**Raw records**
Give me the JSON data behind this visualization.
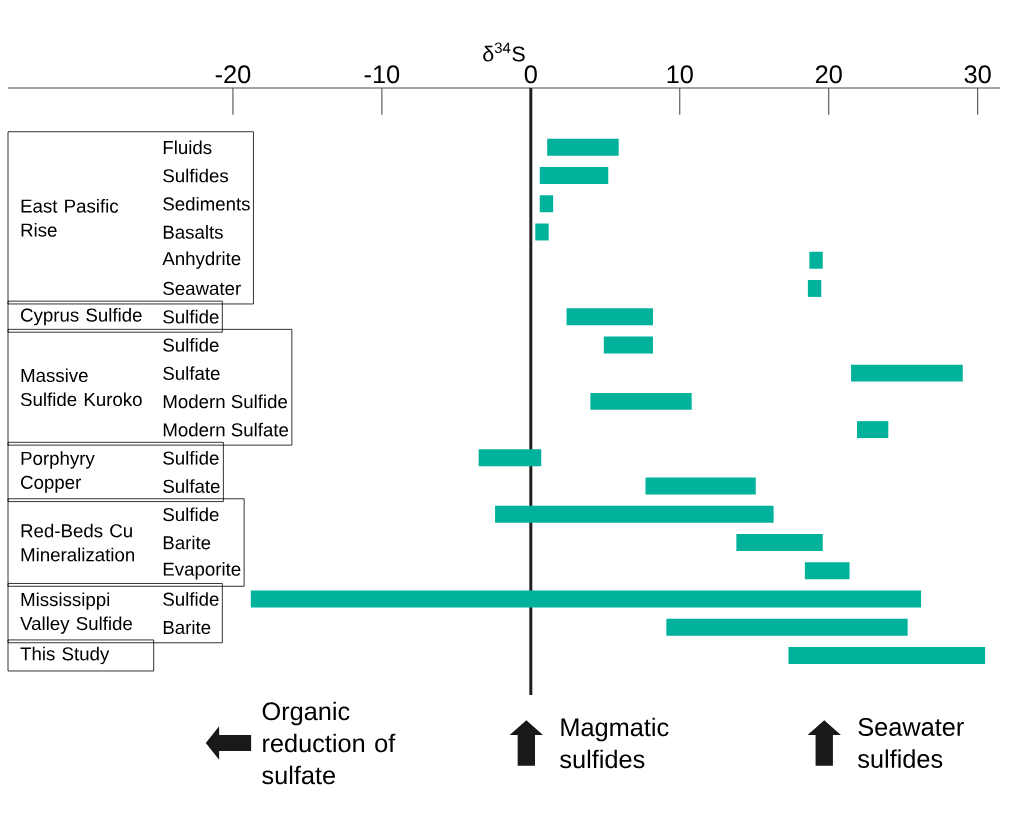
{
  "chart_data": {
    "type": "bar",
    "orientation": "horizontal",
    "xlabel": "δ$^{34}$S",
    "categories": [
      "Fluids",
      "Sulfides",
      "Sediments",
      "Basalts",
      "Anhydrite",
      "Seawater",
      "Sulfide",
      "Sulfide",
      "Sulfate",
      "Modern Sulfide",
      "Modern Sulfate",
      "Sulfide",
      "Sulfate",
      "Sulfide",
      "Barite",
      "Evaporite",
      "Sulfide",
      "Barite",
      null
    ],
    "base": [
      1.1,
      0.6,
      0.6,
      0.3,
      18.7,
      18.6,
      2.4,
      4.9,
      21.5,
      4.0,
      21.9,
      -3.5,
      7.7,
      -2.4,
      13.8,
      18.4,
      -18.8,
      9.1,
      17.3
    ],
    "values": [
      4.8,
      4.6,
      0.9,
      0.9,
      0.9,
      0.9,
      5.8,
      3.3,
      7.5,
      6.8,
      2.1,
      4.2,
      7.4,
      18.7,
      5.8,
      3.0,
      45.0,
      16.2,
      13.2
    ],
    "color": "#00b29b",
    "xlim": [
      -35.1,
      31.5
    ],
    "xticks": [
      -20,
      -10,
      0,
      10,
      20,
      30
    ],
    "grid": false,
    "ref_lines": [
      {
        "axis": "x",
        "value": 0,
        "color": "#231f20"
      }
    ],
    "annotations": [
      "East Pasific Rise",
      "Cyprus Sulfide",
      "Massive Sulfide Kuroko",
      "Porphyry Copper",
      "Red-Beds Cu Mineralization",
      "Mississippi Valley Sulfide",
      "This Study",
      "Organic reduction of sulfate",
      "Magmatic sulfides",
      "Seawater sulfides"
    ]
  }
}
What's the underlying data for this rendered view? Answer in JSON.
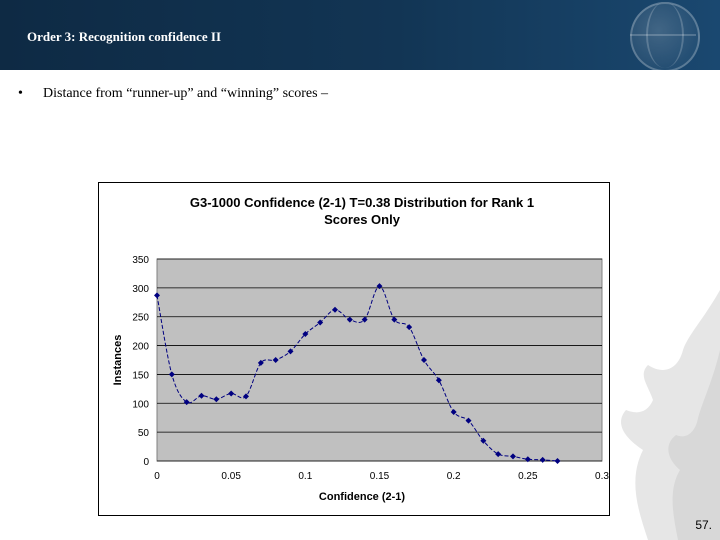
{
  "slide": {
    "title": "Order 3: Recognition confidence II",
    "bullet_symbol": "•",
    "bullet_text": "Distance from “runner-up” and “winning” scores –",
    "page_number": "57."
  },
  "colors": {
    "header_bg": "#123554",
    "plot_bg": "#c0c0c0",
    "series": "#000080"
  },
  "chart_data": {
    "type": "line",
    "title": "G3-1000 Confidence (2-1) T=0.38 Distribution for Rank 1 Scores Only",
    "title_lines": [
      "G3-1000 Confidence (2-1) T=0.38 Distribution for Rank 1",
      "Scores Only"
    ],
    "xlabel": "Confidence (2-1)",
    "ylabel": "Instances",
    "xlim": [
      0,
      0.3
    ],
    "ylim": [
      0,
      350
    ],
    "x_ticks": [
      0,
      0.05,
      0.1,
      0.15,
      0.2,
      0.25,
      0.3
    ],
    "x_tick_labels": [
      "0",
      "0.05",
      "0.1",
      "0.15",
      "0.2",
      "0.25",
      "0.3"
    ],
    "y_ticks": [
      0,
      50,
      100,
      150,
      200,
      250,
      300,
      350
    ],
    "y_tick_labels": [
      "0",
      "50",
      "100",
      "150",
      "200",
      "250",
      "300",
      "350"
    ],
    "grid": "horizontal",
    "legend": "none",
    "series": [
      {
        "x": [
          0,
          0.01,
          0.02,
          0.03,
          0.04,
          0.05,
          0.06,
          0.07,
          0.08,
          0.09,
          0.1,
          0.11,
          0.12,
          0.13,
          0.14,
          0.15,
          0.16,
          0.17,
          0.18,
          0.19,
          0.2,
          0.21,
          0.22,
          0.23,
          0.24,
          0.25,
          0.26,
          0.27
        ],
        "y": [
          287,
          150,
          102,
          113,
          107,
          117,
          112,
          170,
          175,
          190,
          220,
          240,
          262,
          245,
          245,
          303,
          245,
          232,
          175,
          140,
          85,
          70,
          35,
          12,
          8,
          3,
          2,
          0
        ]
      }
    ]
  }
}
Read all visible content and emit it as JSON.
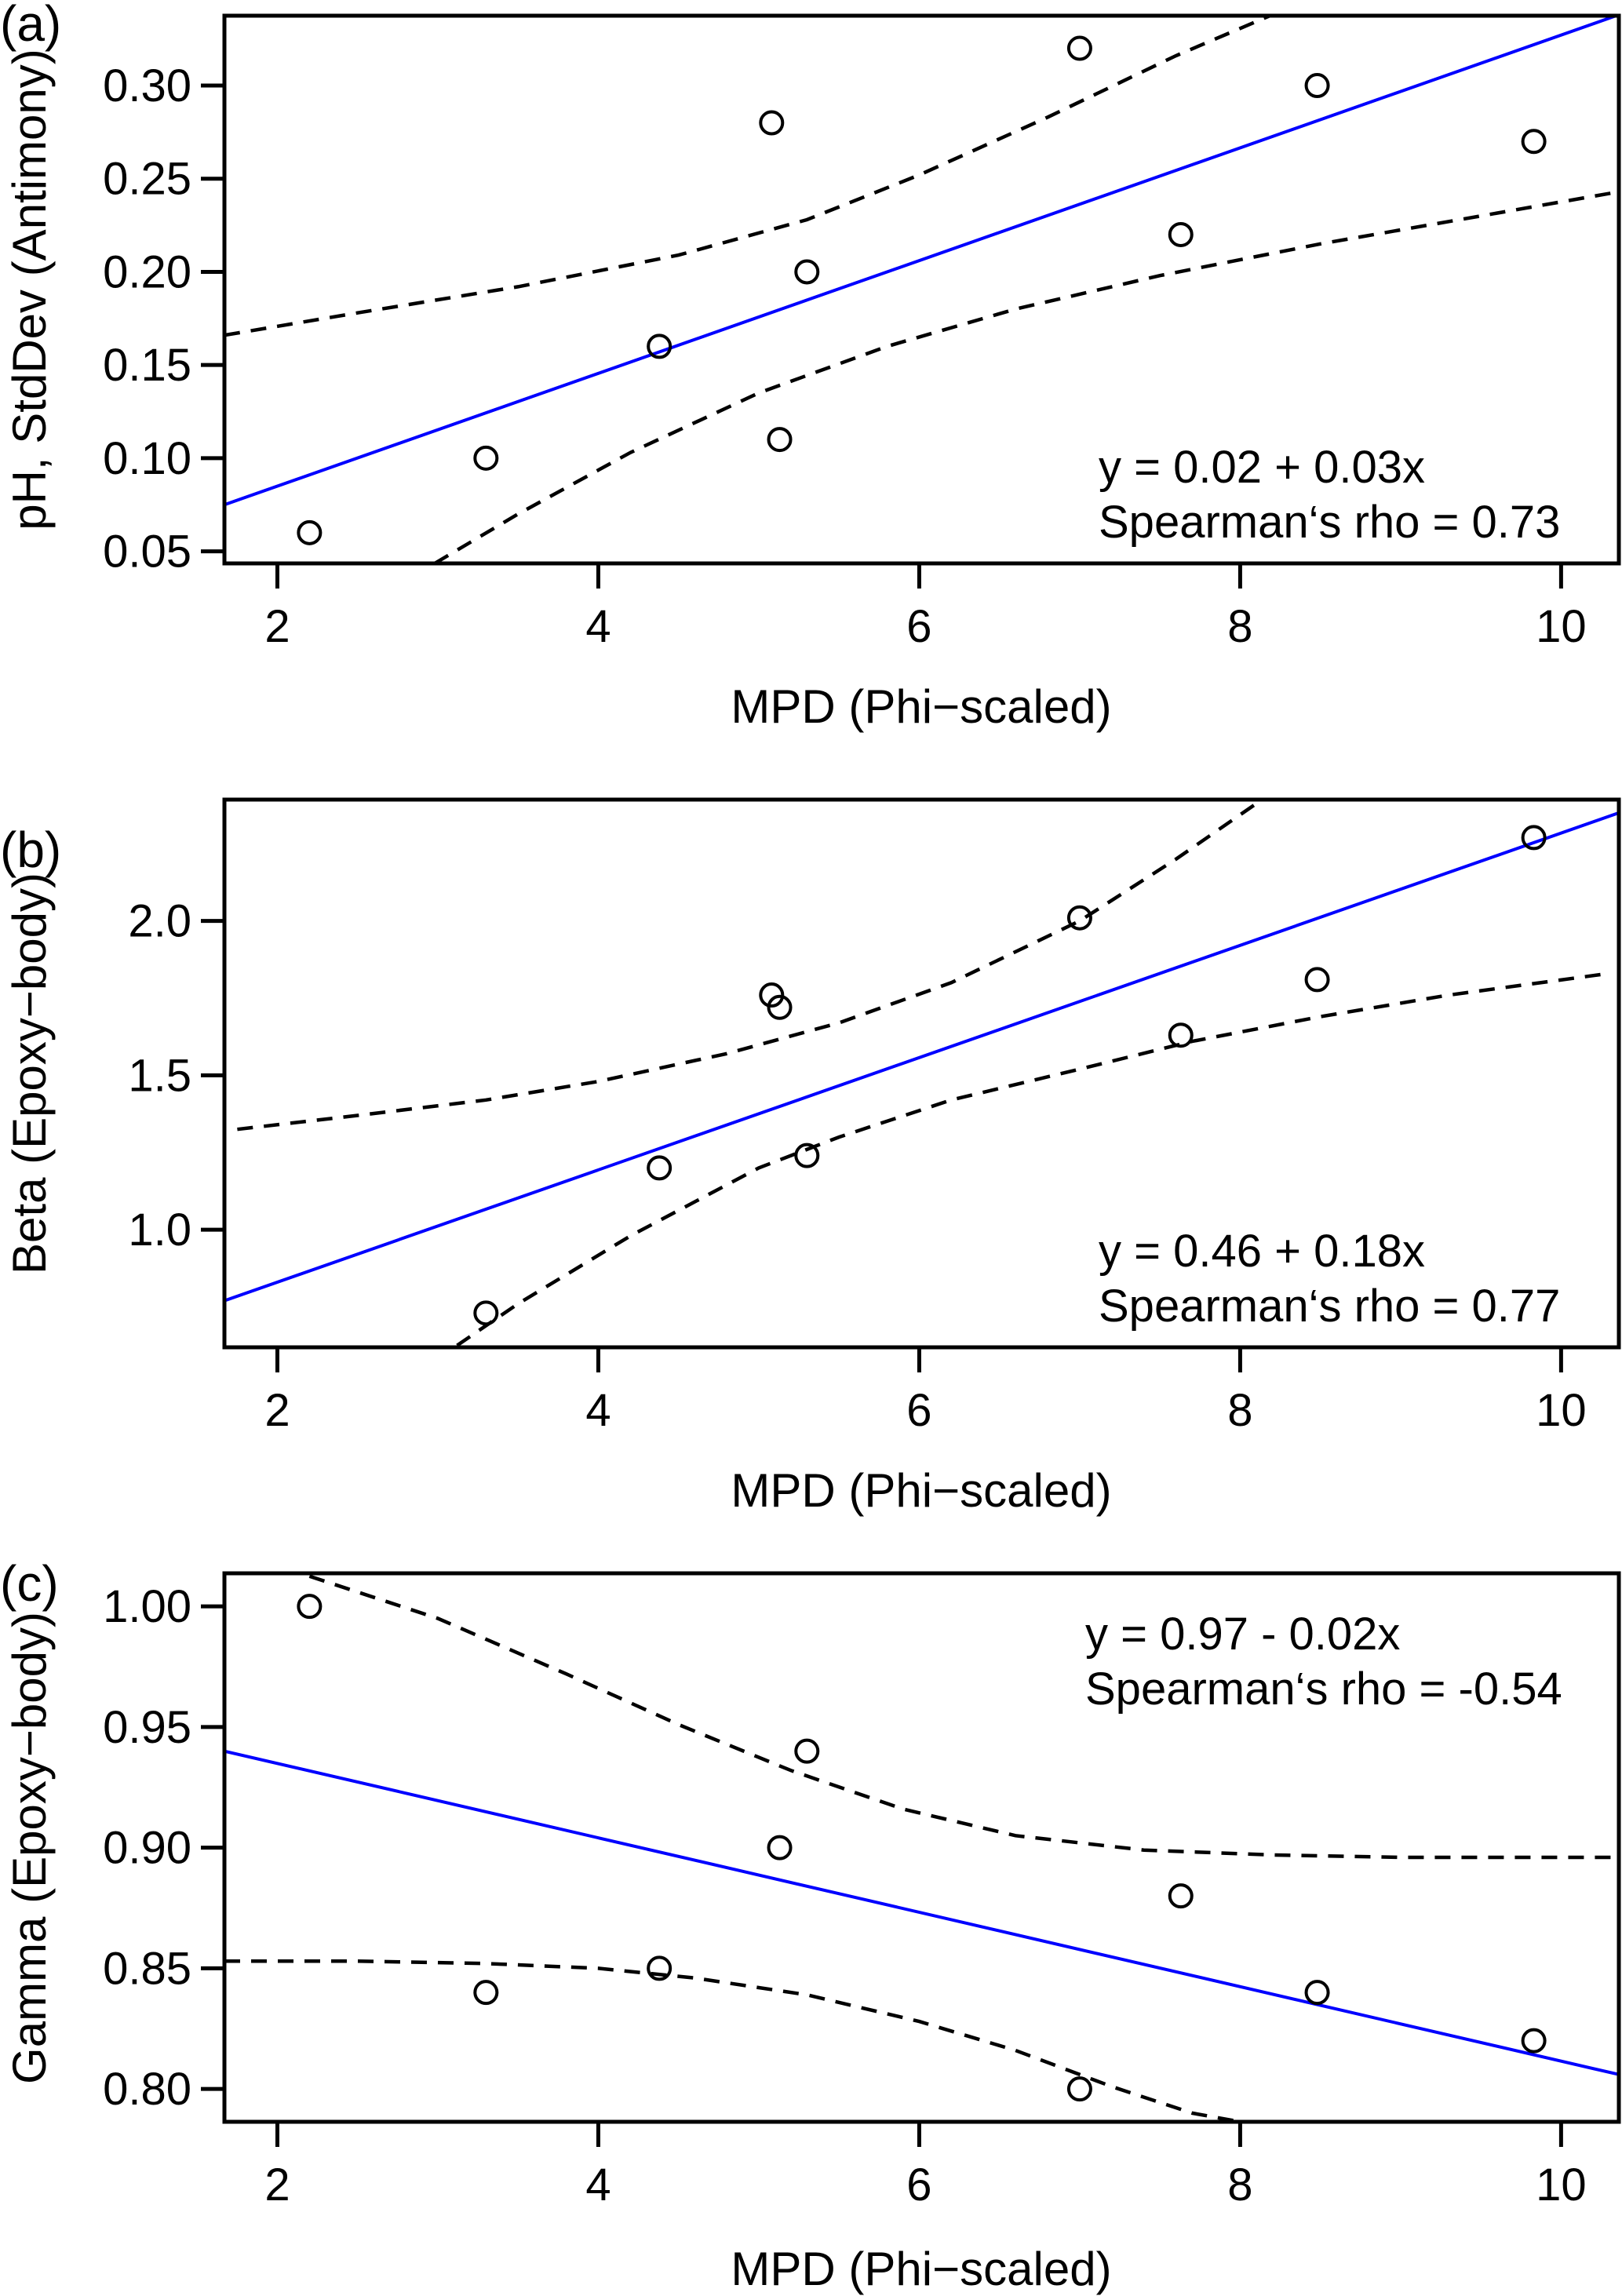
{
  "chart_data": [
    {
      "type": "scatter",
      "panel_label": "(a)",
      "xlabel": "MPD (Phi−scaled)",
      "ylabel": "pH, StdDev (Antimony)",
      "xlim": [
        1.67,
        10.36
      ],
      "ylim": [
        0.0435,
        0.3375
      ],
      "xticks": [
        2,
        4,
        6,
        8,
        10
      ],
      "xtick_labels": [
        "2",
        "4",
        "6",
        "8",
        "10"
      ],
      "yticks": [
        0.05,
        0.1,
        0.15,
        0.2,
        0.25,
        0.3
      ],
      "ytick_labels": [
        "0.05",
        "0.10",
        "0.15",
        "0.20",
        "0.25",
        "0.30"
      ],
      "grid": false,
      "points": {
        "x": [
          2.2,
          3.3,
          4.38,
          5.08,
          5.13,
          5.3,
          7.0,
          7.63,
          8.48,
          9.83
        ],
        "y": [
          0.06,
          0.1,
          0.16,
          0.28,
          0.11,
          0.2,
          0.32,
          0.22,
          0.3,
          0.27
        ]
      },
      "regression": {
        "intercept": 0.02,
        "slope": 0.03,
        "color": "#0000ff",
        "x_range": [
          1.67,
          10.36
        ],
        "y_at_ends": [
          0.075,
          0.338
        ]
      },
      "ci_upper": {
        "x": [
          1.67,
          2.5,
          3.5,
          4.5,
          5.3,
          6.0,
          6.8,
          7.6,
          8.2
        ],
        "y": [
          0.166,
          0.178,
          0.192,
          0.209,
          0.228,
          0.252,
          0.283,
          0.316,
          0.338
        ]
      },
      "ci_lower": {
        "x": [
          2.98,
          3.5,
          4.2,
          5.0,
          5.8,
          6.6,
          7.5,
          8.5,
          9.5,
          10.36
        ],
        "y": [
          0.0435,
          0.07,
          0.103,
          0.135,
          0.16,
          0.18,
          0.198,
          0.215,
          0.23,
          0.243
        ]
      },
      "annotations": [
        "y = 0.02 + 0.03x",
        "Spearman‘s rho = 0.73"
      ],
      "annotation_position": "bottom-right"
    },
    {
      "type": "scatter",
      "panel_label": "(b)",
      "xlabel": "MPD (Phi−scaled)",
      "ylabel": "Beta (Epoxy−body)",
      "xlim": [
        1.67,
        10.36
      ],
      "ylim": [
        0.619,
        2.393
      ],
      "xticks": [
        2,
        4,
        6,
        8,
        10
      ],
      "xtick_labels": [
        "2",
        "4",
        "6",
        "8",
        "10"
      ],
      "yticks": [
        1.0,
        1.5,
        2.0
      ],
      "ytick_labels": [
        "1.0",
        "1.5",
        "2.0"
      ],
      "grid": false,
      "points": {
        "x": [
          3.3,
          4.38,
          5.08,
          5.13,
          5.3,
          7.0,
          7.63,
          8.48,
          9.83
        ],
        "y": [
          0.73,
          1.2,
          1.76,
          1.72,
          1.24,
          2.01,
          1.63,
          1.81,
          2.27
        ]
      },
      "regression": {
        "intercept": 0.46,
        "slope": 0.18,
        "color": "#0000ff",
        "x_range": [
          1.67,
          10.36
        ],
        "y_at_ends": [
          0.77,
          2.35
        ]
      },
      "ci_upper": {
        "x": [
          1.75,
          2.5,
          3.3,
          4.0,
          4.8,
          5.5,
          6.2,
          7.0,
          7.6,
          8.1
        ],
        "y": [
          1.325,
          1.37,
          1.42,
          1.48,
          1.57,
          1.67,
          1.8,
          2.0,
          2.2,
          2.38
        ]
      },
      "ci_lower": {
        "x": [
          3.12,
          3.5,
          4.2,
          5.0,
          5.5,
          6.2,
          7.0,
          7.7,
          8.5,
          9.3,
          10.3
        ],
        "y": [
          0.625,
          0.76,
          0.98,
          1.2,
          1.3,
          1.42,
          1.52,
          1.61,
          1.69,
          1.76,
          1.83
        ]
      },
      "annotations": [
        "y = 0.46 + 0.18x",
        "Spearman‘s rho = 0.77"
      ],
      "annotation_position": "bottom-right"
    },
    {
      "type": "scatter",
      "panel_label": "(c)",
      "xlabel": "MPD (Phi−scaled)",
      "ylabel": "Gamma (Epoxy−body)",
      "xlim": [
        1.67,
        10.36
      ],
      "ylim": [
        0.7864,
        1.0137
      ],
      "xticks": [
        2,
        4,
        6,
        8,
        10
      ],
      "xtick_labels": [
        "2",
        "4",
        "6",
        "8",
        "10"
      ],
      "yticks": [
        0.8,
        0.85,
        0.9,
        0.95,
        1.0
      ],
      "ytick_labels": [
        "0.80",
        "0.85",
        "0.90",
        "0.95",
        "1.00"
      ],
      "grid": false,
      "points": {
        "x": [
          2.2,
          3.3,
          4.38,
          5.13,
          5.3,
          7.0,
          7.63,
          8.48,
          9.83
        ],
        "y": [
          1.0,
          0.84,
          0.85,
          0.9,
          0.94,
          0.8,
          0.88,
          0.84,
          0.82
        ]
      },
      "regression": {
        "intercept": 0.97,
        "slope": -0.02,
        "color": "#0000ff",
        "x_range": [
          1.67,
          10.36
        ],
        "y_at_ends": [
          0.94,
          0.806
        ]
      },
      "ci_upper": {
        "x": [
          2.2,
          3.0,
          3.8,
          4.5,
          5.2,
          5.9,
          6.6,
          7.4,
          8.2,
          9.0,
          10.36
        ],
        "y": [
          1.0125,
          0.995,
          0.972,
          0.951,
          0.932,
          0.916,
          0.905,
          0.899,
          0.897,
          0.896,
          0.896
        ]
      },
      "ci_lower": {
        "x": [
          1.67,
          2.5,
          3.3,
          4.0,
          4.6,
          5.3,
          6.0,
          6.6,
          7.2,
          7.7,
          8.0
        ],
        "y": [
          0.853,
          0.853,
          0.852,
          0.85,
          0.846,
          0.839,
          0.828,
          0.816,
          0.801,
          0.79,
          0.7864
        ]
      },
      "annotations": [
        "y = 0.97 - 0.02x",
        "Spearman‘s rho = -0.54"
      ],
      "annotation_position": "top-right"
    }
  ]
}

**Required task**
Using the listing above, return all lines where the word "Only" occurs.

**Full answer**
    "title": "G3-1000 Confidence (2-1) T=0.38 Distribution for Rank 1 Scores Only",
      "Scores Only"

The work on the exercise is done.